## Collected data
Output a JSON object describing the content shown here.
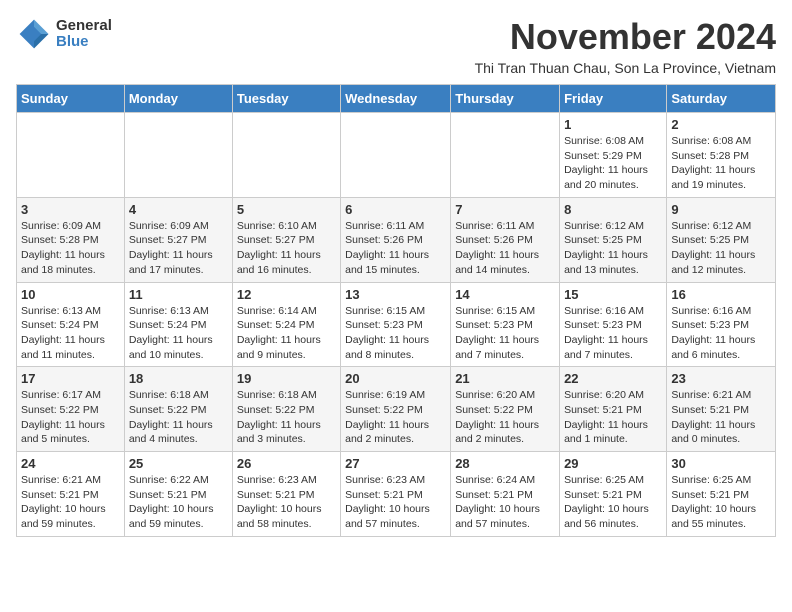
{
  "logo": {
    "general": "General",
    "blue": "Blue"
  },
  "header": {
    "title": "November 2024",
    "subtitle": "Thi Tran Thuan Chau, Son La Province, Vietnam"
  },
  "weekdays": [
    "Sunday",
    "Monday",
    "Tuesday",
    "Wednesday",
    "Thursday",
    "Friday",
    "Saturday"
  ],
  "weeks": [
    [
      {
        "day": "",
        "info": ""
      },
      {
        "day": "",
        "info": ""
      },
      {
        "day": "",
        "info": ""
      },
      {
        "day": "",
        "info": ""
      },
      {
        "day": "",
        "info": ""
      },
      {
        "day": "1",
        "info": "Sunrise: 6:08 AM\nSunset: 5:29 PM\nDaylight: 11 hours and 20 minutes."
      },
      {
        "day": "2",
        "info": "Sunrise: 6:08 AM\nSunset: 5:28 PM\nDaylight: 11 hours and 19 minutes."
      }
    ],
    [
      {
        "day": "3",
        "info": "Sunrise: 6:09 AM\nSunset: 5:28 PM\nDaylight: 11 hours and 18 minutes."
      },
      {
        "day": "4",
        "info": "Sunrise: 6:09 AM\nSunset: 5:27 PM\nDaylight: 11 hours and 17 minutes."
      },
      {
        "day": "5",
        "info": "Sunrise: 6:10 AM\nSunset: 5:27 PM\nDaylight: 11 hours and 16 minutes."
      },
      {
        "day": "6",
        "info": "Sunrise: 6:11 AM\nSunset: 5:26 PM\nDaylight: 11 hours and 15 minutes."
      },
      {
        "day": "7",
        "info": "Sunrise: 6:11 AM\nSunset: 5:26 PM\nDaylight: 11 hours and 14 minutes."
      },
      {
        "day": "8",
        "info": "Sunrise: 6:12 AM\nSunset: 5:25 PM\nDaylight: 11 hours and 13 minutes."
      },
      {
        "day": "9",
        "info": "Sunrise: 6:12 AM\nSunset: 5:25 PM\nDaylight: 11 hours and 12 minutes."
      }
    ],
    [
      {
        "day": "10",
        "info": "Sunrise: 6:13 AM\nSunset: 5:24 PM\nDaylight: 11 hours and 11 minutes."
      },
      {
        "day": "11",
        "info": "Sunrise: 6:13 AM\nSunset: 5:24 PM\nDaylight: 11 hours and 10 minutes."
      },
      {
        "day": "12",
        "info": "Sunrise: 6:14 AM\nSunset: 5:24 PM\nDaylight: 11 hours and 9 minutes."
      },
      {
        "day": "13",
        "info": "Sunrise: 6:15 AM\nSunset: 5:23 PM\nDaylight: 11 hours and 8 minutes."
      },
      {
        "day": "14",
        "info": "Sunrise: 6:15 AM\nSunset: 5:23 PM\nDaylight: 11 hours and 7 minutes."
      },
      {
        "day": "15",
        "info": "Sunrise: 6:16 AM\nSunset: 5:23 PM\nDaylight: 11 hours and 7 minutes."
      },
      {
        "day": "16",
        "info": "Sunrise: 6:16 AM\nSunset: 5:23 PM\nDaylight: 11 hours and 6 minutes."
      }
    ],
    [
      {
        "day": "17",
        "info": "Sunrise: 6:17 AM\nSunset: 5:22 PM\nDaylight: 11 hours and 5 minutes."
      },
      {
        "day": "18",
        "info": "Sunrise: 6:18 AM\nSunset: 5:22 PM\nDaylight: 11 hours and 4 minutes."
      },
      {
        "day": "19",
        "info": "Sunrise: 6:18 AM\nSunset: 5:22 PM\nDaylight: 11 hours and 3 minutes."
      },
      {
        "day": "20",
        "info": "Sunrise: 6:19 AM\nSunset: 5:22 PM\nDaylight: 11 hours and 2 minutes."
      },
      {
        "day": "21",
        "info": "Sunrise: 6:20 AM\nSunset: 5:22 PM\nDaylight: 11 hours and 2 minutes."
      },
      {
        "day": "22",
        "info": "Sunrise: 6:20 AM\nSunset: 5:21 PM\nDaylight: 11 hours and 1 minute."
      },
      {
        "day": "23",
        "info": "Sunrise: 6:21 AM\nSunset: 5:21 PM\nDaylight: 11 hours and 0 minutes."
      }
    ],
    [
      {
        "day": "24",
        "info": "Sunrise: 6:21 AM\nSunset: 5:21 PM\nDaylight: 10 hours and 59 minutes."
      },
      {
        "day": "25",
        "info": "Sunrise: 6:22 AM\nSunset: 5:21 PM\nDaylight: 10 hours and 59 minutes."
      },
      {
        "day": "26",
        "info": "Sunrise: 6:23 AM\nSunset: 5:21 PM\nDaylight: 10 hours and 58 minutes."
      },
      {
        "day": "27",
        "info": "Sunrise: 6:23 AM\nSunset: 5:21 PM\nDaylight: 10 hours and 57 minutes."
      },
      {
        "day": "28",
        "info": "Sunrise: 6:24 AM\nSunset: 5:21 PM\nDaylight: 10 hours and 57 minutes."
      },
      {
        "day": "29",
        "info": "Sunrise: 6:25 AM\nSunset: 5:21 PM\nDaylight: 10 hours and 56 minutes."
      },
      {
        "day": "30",
        "info": "Sunrise: 6:25 AM\nSunset: 5:21 PM\nDaylight: 10 hours and 55 minutes."
      }
    ]
  ]
}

## EXERCISE DESCRIPTION
Repeat everything in the records precisely. Images are excluded from the copy.

## COMPLETED TASK
Output a JSON object describing the content shown here.
{
  "logo": {
    "general": "General",
    "blue": "Blue"
  },
  "header": {
    "title": "November 2024",
    "subtitle": "Thi Tran Thuan Chau, Son La Province, Vietnam"
  },
  "weekdays": [
    "Sunday",
    "Monday",
    "Tuesday",
    "Wednesday",
    "Thursday",
    "Friday",
    "Saturday"
  ],
  "weeks": [
    [
      {
        "day": "",
        "info": ""
      },
      {
        "day": "",
        "info": ""
      },
      {
        "day": "",
        "info": ""
      },
      {
        "day": "",
        "info": ""
      },
      {
        "day": "",
        "info": ""
      },
      {
        "day": "1",
        "info": "Sunrise: 6:08 AM\nSunset: 5:29 PM\nDaylight: 11 hours and 20 minutes."
      },
      {
        "day": "2",
        "info": "Sunrise: 6:08 AM\nSunset: 5:28 PM\nDaylight: 11 hours and 19 minutes."
      }
    ],
    [
      {
        "day": "3",
        "info": "Sunrise: 6:09 AM\nSunset: 5:28 PM\nDaylight: 11 hours and 18 minutes."
      },
      {
        "day": "4",
        "info": "Sunrise: 6:09 AM\nSunset: 5:27 PM\nDaylight: 11 hours and 17 minutes."
      },
      {
        "day": "5",
        "info": "Sunrise: 6:10 AM\nSunset: 5:27 PM\nDaylight: 11 hours and 16 minutes."
      },
      {
        "day": "6",
        "info": "Sunrise: 6:11 AM\nSunset: 5:26 PM\nDaylight: 11 hours and 15 minutes."
      },
      {
        "day": "7",
        "info": "Sunrise: 6:11 AM\nSunset: 5:26 PM\nDaylight: 11 hours and 14 minutes."
      },
      {
        "day": "8",
        "info": "Sunrise: 6:12 AM\nSunset: 5:25 PM\nDaylight: 11 hours and 13 minutes."
      },
      {
        "day": "9",
        "info": "Sunrise: 6:12 AM\nSunset: 5:25 PM\nDaylight: 11 hours and 12 minutes."
      }
    ],
    [
      {
        "day": "10",
        "info": "Sunrise: 6:13 AM\nSunset: 5:24 PM\nDaylight: 11 hours and 11 minutes."
      },
      {
        "day": "11",
        "info": "Sunrise: 6:13 AM\nSunset: 5:24 PM\nDaylight: 11 hours and 10 minutes."
      },
      {
        "day": "12",
        "info": "Sunrise: 6:14 AM\nSunset: 5:24 PM\nDaylight: 11 hours and 9 minutes."
      },
      {
        "day": "13",
        "info": "Sunrise: 6:15 AM\nSunset: 5:23 PM\nDaylight: 11 hours and 8 minutes."
      },
      {
        "day": "14",
        "info": "Sunrise: 6:15 AM\nSunset: 5:23 PM\nDaylight: 11 hours and 7 minutes."
      },
      {
        "day": "15",
        "info": "Sunrise: 6:16 AM\nSunset: 5:23 PM\nDaylight: 11 hours and 7 minutes."
      },
      {
        "day": "16",
        "info": "Sunrise: 6:16 AM\nSunset: 5:23 PM\nDaylight: 11 hours and 6 minutes."
      }
    ],
    [
      {
        "day": "17",
        "info": "Sunrise: 6:17 AM\nSunset: 5:22 PM\nDaylight: 11 hours and 5 minutes."
      },
      {
        "day": "18",
        "info": "Sunrise: 6:18 AM\nSunset: 5:22 PM\nDaylight: 11 hours and 4 minutes."
      },
      {
        "day": "19",
        "info": "Sunrise: 6:18 AM\nSunset: 5:22 PM\nDaylight: 11 hours and 3 minutes."
      },
      {
        "day": "20",
        "info": "Sunrise: 6:19 AM\nSunset: 5:22 PM\nDaylight: 11 hours and 2 minutes."
      },
      {
        "day": "21",
        "info": "Sunrise: 6:20 AM\nSunset: 5:22 PM\nDaylight: 11 hours and 2 minutes."
      },
      {
        "day": "22",
        "info": "Sunrise: 6:20 AM\nSunset: 5:21 PM\nDaylight: 11 hours and 1 minute."
      },
      {
        "day": "23",
        "info": "Sunrise: 6:21 AM\nSunset: 5:21 PM\nDaylight: 11 hours and 0 minutes."
      }
    ],
    [
      {
        "day": "24",
        "info": "Sunrise: 6:21 AM\nSunset: 5:21 PM\nDaylight: 10 hours and 59 minutes."
      },
      {
        "day": "25",
        "info": "Sunrise: 6:22 AM\nSunset: 5:21 PM\nDaylight: 10 hours and 59 minutes."
      },
      {
        "day": "26",
        "info": "Sunrise: 6:23 AM\nSunset: 5:21 PM\nDaylight: 10 hours and 58 minutes."
      },
      {
        "day": "27",
        "info": "Sunrise: 6:23 AM\nSunset: 5:21 PM\nDaylight: 10 hours and 57 minutes."
      },
      {
        "day": "28",
        "info": "Sunrise: 6:24 AM\nSunset: 5:21 PM\nDaylight: 10 hours and 57 minutes."
      },
      {
        "day": "29",
        "info": "Sunrise: 6:25 AM\nSunset: 5:21 PM\nDaylight: 10 hours and 56 minutes."
      },
      {
        "day": "30",
        "info": "Sunrise: 6:25 AM\nSunset: 5:21 PM\nDaylight: 10 hours and 55 minutes."
      }
    ]
  ]
}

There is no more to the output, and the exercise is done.